» **Task to complete**
Every line of the data that contains the string "wellbeing" must be copied.

» **Given data**

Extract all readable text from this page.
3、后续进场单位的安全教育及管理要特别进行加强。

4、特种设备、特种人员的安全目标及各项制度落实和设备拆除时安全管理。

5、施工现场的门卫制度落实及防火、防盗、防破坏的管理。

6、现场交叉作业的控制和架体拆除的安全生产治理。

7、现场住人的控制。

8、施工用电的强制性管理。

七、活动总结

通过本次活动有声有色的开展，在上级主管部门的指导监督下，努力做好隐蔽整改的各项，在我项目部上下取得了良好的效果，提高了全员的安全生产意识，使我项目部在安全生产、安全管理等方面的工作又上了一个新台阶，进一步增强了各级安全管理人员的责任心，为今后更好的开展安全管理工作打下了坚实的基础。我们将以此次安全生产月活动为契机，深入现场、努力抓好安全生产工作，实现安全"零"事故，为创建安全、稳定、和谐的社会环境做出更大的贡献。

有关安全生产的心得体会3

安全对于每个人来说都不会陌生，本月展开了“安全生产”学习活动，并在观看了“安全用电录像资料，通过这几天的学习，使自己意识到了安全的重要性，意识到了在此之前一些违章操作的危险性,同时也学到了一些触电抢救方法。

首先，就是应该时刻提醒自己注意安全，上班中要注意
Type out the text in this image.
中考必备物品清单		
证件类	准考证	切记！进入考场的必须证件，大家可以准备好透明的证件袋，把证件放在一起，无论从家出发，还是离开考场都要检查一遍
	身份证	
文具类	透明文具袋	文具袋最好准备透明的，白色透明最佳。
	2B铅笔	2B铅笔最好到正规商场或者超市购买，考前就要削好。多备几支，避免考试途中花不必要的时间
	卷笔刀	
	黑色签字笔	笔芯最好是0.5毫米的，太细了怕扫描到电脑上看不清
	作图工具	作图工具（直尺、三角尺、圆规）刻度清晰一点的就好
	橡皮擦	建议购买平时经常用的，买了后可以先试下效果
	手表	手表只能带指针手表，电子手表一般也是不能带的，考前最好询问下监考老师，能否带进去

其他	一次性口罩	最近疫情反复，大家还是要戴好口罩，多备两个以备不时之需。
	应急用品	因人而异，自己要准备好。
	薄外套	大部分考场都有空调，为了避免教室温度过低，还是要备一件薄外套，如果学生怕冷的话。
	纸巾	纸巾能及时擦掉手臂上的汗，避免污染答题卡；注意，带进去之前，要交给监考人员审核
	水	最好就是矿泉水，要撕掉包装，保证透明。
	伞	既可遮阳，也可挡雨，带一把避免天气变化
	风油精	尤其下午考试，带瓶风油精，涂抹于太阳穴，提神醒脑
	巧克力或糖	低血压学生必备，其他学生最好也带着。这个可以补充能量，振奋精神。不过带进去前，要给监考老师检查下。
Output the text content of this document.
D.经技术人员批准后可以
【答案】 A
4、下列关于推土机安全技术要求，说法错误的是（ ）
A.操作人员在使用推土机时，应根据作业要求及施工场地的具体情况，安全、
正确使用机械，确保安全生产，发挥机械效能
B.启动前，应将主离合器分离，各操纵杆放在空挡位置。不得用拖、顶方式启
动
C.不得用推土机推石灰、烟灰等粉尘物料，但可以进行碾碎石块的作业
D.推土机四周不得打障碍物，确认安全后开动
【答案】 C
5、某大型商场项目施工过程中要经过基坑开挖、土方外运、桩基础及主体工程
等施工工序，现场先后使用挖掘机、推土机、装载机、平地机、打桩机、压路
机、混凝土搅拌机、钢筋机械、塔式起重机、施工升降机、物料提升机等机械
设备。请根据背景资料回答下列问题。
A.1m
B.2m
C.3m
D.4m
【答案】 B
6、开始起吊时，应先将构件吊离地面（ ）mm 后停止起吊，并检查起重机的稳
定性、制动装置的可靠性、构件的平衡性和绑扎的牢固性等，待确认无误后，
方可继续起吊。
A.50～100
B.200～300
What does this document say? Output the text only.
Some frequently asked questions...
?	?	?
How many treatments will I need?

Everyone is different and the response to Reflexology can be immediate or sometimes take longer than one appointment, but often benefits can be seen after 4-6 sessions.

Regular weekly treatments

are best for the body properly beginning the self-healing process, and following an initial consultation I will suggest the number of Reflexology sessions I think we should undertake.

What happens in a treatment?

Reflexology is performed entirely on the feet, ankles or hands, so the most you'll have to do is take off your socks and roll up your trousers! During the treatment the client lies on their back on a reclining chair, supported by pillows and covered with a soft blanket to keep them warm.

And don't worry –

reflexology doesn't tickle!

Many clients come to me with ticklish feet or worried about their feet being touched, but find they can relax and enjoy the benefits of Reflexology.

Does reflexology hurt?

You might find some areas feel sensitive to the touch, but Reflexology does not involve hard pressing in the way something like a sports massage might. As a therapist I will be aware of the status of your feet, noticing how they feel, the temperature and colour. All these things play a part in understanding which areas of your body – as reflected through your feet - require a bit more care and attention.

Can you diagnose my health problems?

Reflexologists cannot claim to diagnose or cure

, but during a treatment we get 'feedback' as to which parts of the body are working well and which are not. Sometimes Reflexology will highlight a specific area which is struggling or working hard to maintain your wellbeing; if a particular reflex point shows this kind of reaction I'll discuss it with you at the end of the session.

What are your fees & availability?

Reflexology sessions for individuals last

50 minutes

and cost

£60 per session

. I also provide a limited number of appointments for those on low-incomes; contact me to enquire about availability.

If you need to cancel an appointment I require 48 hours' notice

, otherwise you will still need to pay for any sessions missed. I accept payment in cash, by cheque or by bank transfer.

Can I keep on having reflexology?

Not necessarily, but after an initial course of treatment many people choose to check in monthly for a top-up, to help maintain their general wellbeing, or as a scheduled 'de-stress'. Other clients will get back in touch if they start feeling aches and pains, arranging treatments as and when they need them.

» **Problem solution**
, but during a treatment we get 'feedback' as to which parts of the body are working well and which are not. Sometimes Reflexology will highlight a specific area which is struggling or working hard to maintain your wellbeing; if a particular reflex point shows this kind of reaction I'll discuss it with you at the end of the session.
Not necessarily, but after an initial course of treatment many people choose to check in monthly for a top-up, to help maintain their general wellbeing, or as a scheduled 'de-stress'. Other clients will get back in touch if they start feeling aches and pains, arranging treatments as and when they need them.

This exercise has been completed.